**Instructions to follow**
Give only the number of lines in the data that include the string "Costs".

**Items**

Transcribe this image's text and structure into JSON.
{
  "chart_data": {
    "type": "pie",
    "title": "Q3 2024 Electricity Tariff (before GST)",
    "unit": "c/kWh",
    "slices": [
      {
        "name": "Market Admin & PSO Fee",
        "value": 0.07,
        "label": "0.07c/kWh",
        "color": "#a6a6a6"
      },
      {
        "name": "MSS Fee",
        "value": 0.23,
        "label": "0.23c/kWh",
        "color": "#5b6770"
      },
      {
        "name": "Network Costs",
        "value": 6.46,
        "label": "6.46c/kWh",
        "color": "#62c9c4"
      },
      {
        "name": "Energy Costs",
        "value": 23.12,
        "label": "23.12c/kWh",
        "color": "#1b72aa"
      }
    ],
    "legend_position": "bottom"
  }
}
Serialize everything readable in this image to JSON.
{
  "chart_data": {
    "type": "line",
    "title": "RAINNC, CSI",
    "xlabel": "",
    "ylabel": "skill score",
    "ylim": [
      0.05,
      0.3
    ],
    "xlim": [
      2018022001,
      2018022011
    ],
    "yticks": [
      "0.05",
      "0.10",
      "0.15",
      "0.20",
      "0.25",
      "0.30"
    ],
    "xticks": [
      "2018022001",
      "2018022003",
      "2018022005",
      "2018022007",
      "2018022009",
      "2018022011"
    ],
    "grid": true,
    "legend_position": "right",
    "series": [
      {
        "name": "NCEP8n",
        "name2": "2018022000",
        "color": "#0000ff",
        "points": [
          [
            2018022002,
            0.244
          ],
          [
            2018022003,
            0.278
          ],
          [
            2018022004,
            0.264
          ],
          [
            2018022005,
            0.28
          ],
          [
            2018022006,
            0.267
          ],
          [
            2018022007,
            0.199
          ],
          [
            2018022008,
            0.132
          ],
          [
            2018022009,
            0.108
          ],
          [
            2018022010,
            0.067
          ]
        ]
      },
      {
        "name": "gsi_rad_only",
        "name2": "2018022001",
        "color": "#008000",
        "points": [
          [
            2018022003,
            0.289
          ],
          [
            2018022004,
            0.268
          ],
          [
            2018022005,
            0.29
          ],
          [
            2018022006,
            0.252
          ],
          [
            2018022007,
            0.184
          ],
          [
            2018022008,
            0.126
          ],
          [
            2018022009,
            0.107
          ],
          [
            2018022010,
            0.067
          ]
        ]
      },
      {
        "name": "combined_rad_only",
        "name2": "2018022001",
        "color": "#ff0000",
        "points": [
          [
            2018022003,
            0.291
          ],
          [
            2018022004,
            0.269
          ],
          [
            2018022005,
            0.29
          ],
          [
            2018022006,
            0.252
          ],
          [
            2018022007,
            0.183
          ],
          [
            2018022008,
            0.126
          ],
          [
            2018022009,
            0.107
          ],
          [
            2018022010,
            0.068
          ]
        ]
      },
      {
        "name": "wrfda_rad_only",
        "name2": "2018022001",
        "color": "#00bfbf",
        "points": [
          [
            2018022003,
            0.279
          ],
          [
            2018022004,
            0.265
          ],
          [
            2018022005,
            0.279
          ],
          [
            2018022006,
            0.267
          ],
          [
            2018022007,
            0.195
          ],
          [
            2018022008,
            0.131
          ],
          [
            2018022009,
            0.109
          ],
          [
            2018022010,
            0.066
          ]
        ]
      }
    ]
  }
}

**Full solution**
2